Data items
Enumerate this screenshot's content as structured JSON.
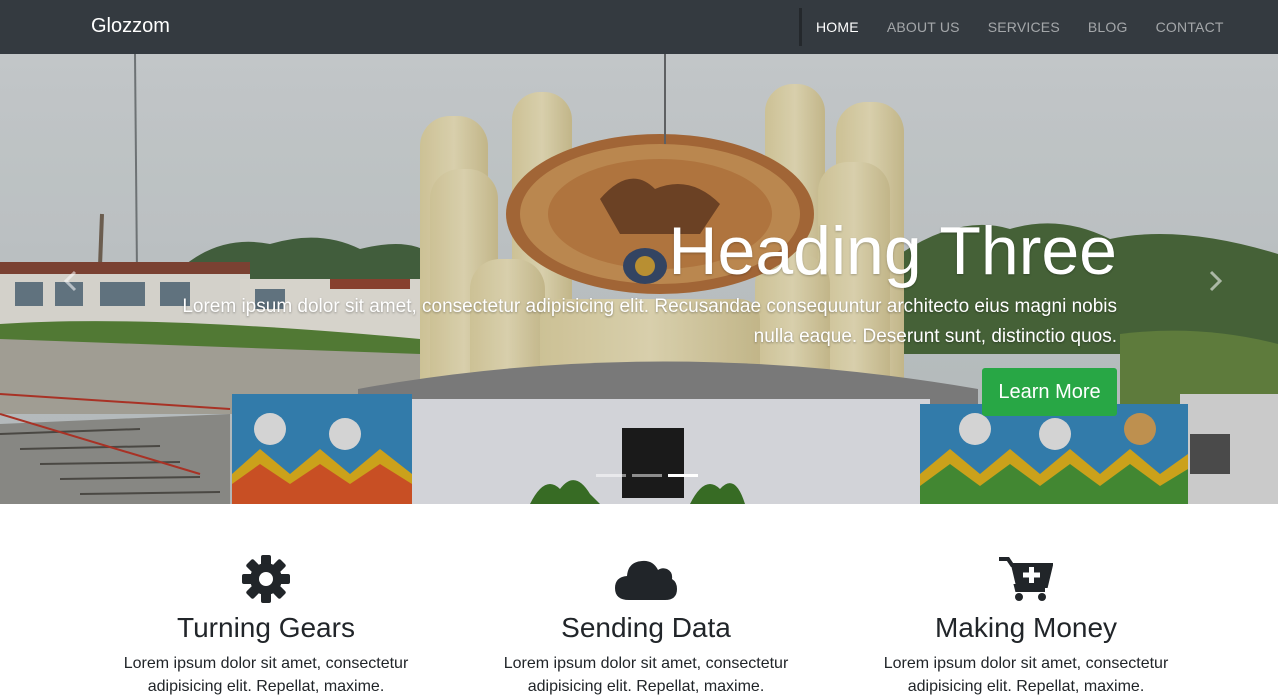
{
  "navbar": {
    "brand": "Glozzom",
    "links": [
      {
        "label": "HOME",
        "active": true
      },
      {
        "label": "ABOUT US",
        "active": false
      },
      {
        "label": "SERVICES",
        "active": false
      },
      {
        "label": "BLOG",
        "active": false
      },
      {
        "label": "CONTACT",
        "active": false
      }
    ]
  },
  "hero": {
    "heading": "Heading Three",
    "text": "Lorem ipsum dolor sit amet, consectetur adipisicing elit. Recusandae consequuntur architecto eius magni nobis nulla eaque. Deserunt sunt, distinctio quos.",
    "button_label": "Learn More",
    "prev_icon": "chevron-left-icon",
    "next_icon": "chevron-right-icon",
    "active_slide": 3,
    "slide_count": 3
  },
  "features": [
    {
      "icon": "gear-icon",
      "title": "Turning Gears",
      "text": "Lorem ipsum dolor sit amet, consectetur adipisicing elit. Repellat, maxime."
    },
    {
      "icon": "cloud-icon",
      "title": "Sending Data",
      "text": "Lorem ipsum dolor sit amet, consectetur adipisicing elit. Repellat, maxime."
    },
    {
      "icon": "cart-plus-icon",
      "title": "Making Money",
      "text": "Lorem ipsum dolor sit amet, consectetur adipisicing elit. Repellat, maxime."
    }
  ],
  "colors": {
    "navbar_bg": "#343a40",
    "button_success": "#28a745",
    "text_dark": "#212529"
  }
}
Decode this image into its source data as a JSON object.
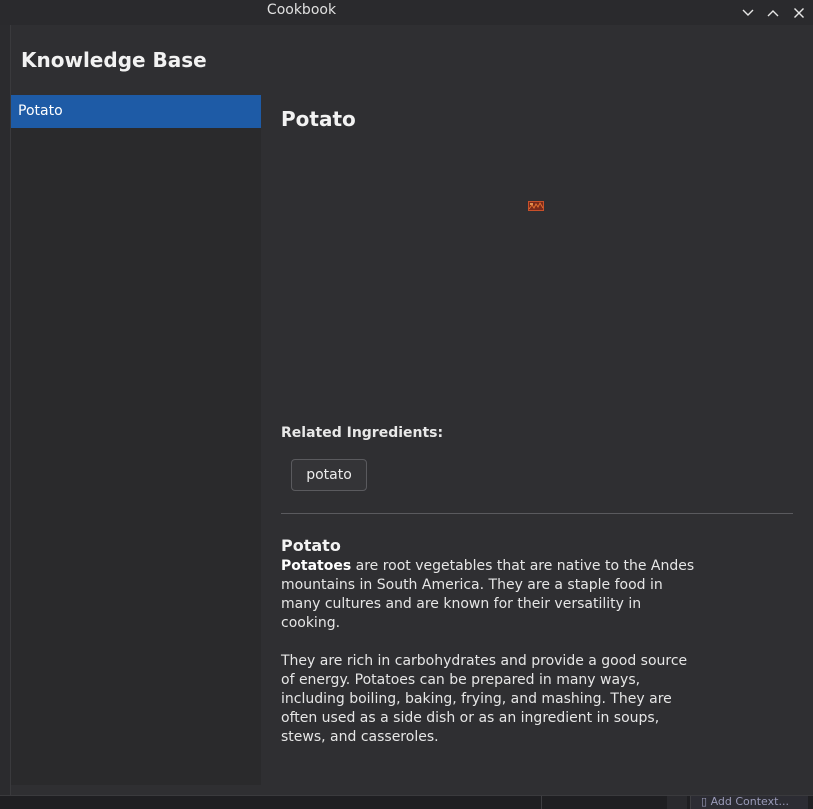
{
  "window": {
    "title": "Cookbook"
  },
  "sidebar": {
    "heading": "Knowledge Base",
    "items": [
      {
        "label": "Potato",
        "selected": true
      }
    ]
  },
  "main": {
    "title": "Potato",
    "image_icon": "broken-image-icon",
    "related_label": "Related Ingredients:",
    "related": [
      "potato"
    ],
    "article": {
      "heading": "Potato",
      "p1_bold": "Potatoes",
      "p1_rest": " are root vegetables that are native to the Andes mountains in South America. They are a staple food in many cultures and are known for their versatility in cooking.",
      "p2": "They are rich in carbohydrates and provide a good source of energy. Potatoes can be prepared in many ways, including boiling, baking, frying, and mashing. They are often used as a side dish or as an ingredient in soups, stews, and casseroles."
    }
  },
  "taskbar": {
    "context_label": "Add Context..."
  },
  "colors": {
    "selection": "#1e5ba6",
    "background": "#2f2f32",
    "sidebar": "#2a2a2c"
  }
}
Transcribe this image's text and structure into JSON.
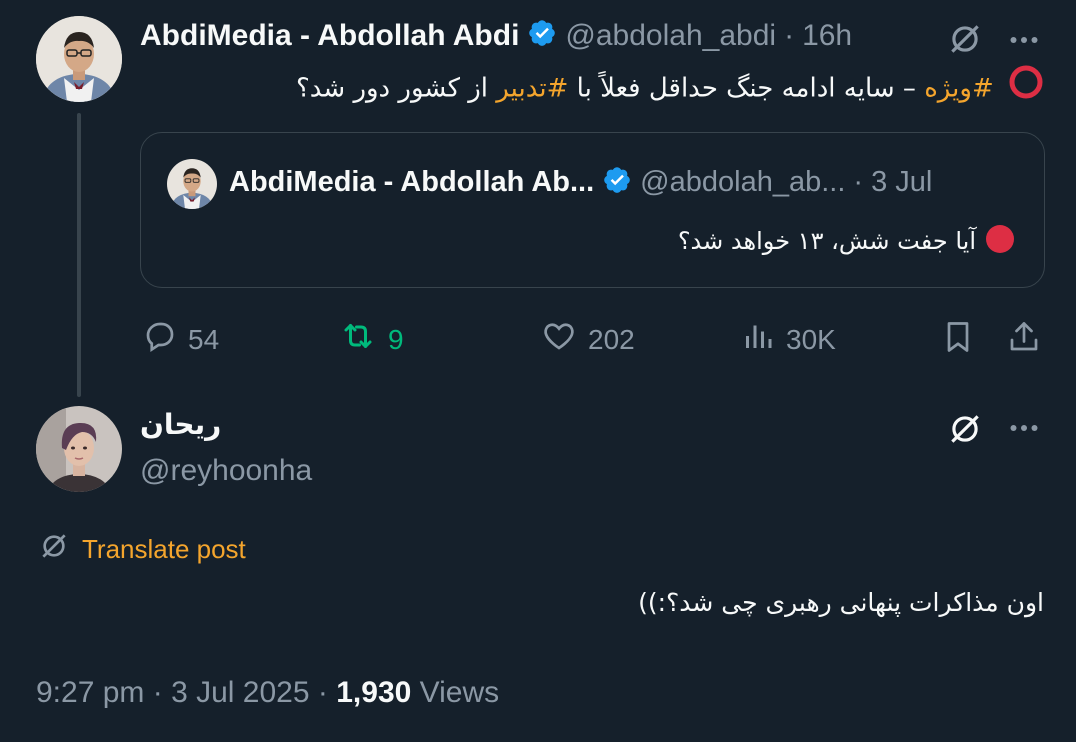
{
  "main_tweet": {
    "name": "AbdiMedia - Abdollah Abdi",
    "handle": "@abdolah_abdi",
    "separator": "·",
    "time": "16h",
    "text_hashtag1": "#ویژه",
    "text_middle": " – سایه ادامه جنگ حداقل فعلاً با ",
    "text_hashtag2": "#تدبیر",
    "text_end": " از کشور دور شد؟"
  },
  "quoted_tweet": {
    "name": "AbdiMedia - Abdollah Ab...",
    "handle": "@abdolah_ab...",
    "separator": "·",
    "time": "3 Jul",
    "text": "آیا جفت شش، ۱۳ خواهد شد؟"
  },
  "actions": {
    "replies": "54",
    "retweets": "9",
    "likes": "202",
    "views": "30K"
  },
  "reply_tweet": {
    "name": "ریحان",
    "handle": "@reyhoonha",
    "translate_label": "Translate post",
    "text": "اون مذاکرات پنهانی رهبری چی شد؟:))",
    "time": "9:27 pm",
    "date": "3 Jul 2025",
    "separator": "·",
    "views_count": "1,930",
    "views_label": "Views"
  },
  "icons": {
    "verified": "verified-badge-icon",
    "translate": "translate-icon",
    "more": "more-icon",
    "reply": "reply-icon",
    "retweet": "retweet-icon",
    "like": "like-icon",
    "views": "views-icon",
    "bookmark": "bookmark-icon",
    "share": "share-icon"
  },
  "colors": {
    "background": "#15202b",
    "accent_hashtag": "#f4a52d",
    "verified": "#1d9bf0",
    "retweet_green": "#00ba7c",
    "muted": "#8b98a5"
  }
}
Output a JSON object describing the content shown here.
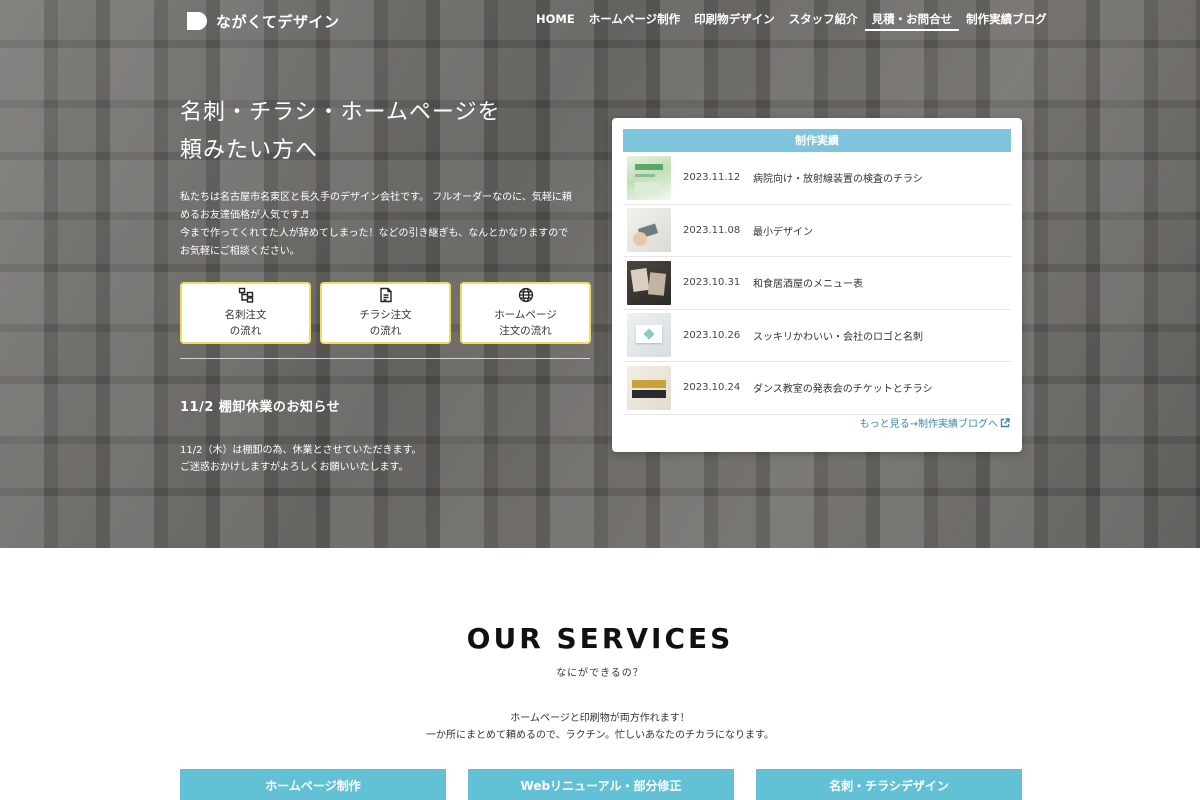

--- Exercise details ---
Every entry above should be duplicated exactly. Do not include the images.

--- Solution ---
Enumerate this screenshot's content as structured JSON.
{
  "navbar": {
    "brand": "Glozzom",
    "links": [
      {
        "label": "HOME",
        "active": true
      },
      {
        "label": "ABOUT US",
        "active": false
      },
      {
        "label": "SERVICES",
        "active": false
      },
      {
        "label": "BLOG",
        "active": false
      },
      {
        "label": "CONTACT",
        "active": false
      }
    ]
  },
  "hero": {
    "heading": "Heading Three",
    "text": "Lorem ipsum dolor sit amet, consectetur adipisicing elit. Recusandae consequuntur architecto eius magni nobis nulla eaque. Deserunt sunt, distinctio quos.",
    "button_label": "Learn More",
    "prev_icon": "chevron-left-icon",
    "next_icon": "chevron-right-icon",
    "active_slide": 3,
    "slide_count": 3
  },
  "features": [
    {
      "icon": "gear-icon",
      "title": "Turning Gears",
      "text": "Lorem ipsum dolor sit amet, consectetur adipisicing elit. Repellat, maxime."
    },
    {
      "icon": "cloud-icon",
      "title": "Sending Data",
      "text": "Lorem ipsum dolor sit amet, consectetur adipisicing elit. Repellat, maxime."
    },
    {
      "icon": "cart-plus-icon",
      "title": "Making Money",
      "text": "Lorem ipsum dolor sit amet, consectetur adipisicing elit. Repellat, maxime."
    }
  ],
  "colors": {
    "navbar_bg": "#343a40",
    "button_success": "#28a745",
    "text_dark": "#212529"
  }
}
Decode this image into its source data as a JSON object.
{
  "window": {
    "title": "Cookbook"
  },
  "sidebar": {
    "heading": "Knowledge Base",
    "items": [
      {
        "label": "Potato",
        "selected": true
      }
    ]
  },
  "main": {
    "title": "Potato",
    "image_icon": "broken-image-icon",
    "related_label": "Related Ingredients:",
    "related": [
      "potato"
    ],
    "article": {
      "heading": "Potato",
      "p1_bold": "Potatoes",
      "p1_rest": " are root vegetables that are native to the Andes mountains in South America. They are a staple food in many cultures and are known for their versatility in cooking.",
      "p2": "They are rich in carbohydrates and provide a good source of energy. Potatoes can be prepared in many ways, including boiling, baking, frying, and mashing. They are often used as a side dish or as an ingredient in soups, stews, and casseroles."
    }
  },
  "taskbar": {
    "context_label": "Add Context..."
  },
  "colors": {
    "selection": "#1e5ba6",
    "background": "#2f2f32",
    "sidebar": "#2a2a2c"
  }
}
Transcribe this image's text and structure into JSON.
{
  "main_tweet": {
    "name": "AbdiMedia - Abdollah Abdi",
    "handle": "@abdolah_abdi",
    "separator": "·",
    "time": "16h",
    "text_hashtag1": "#ویژه",
    "text_middle": " – سایه ادامه جنگ حداقل فعلاً با ",
    "text_hashtag2": "#تدبیر",
    "text_end": " از کشور دور شد؟"
  },
  "quoted_tweet": {
    "name": "AbdiMedia - Abdollah Ab...",
    "handle": "@abdolah_ab...",
    "separator": "·",
    "time": "3 Jul",
    "text": "آیا جفت شش، ۱۳ خواهد شد؟"
  },
  "actions": {
    "replies": "54",
    "retweets": "9",
    "likes": "202",
    "views": "30K"
  },
  "reply_tweet": {
    "name": "ریحان",
    "handle": "@reyhoonha",
    "translate_label": "Translate post",
    "text": "اون مذاکرات پنهانی رهبری چی شد؟:))",
    "time": "9:27 pm",
    "date": "3 Jul 2025",
    "separator": "·",
    "views_count": "1,930",
    "views_label": "Views"
  },
  "icons": {
    "verified": "verified-badge-icon",
    "translate": "translate-icon",
    "more": "more-icon",
    "reply": "reply-icon",
    "retweet": "retweet-icon",
    "like": "like-icon",
    "views": "views-icon",
    "bookmark": "bookmark-icon",
    "share": "share-icon"
  },
  "colors": {
    "background": "#15202b",
    "accent_hashtag": "#f4a52d",
    "verified": "#1d9bf0",
    "retweet_green": "#00ba7c",
    "muted": "#8b98a5"
  }
}
Output a JSON object describing the content shown here.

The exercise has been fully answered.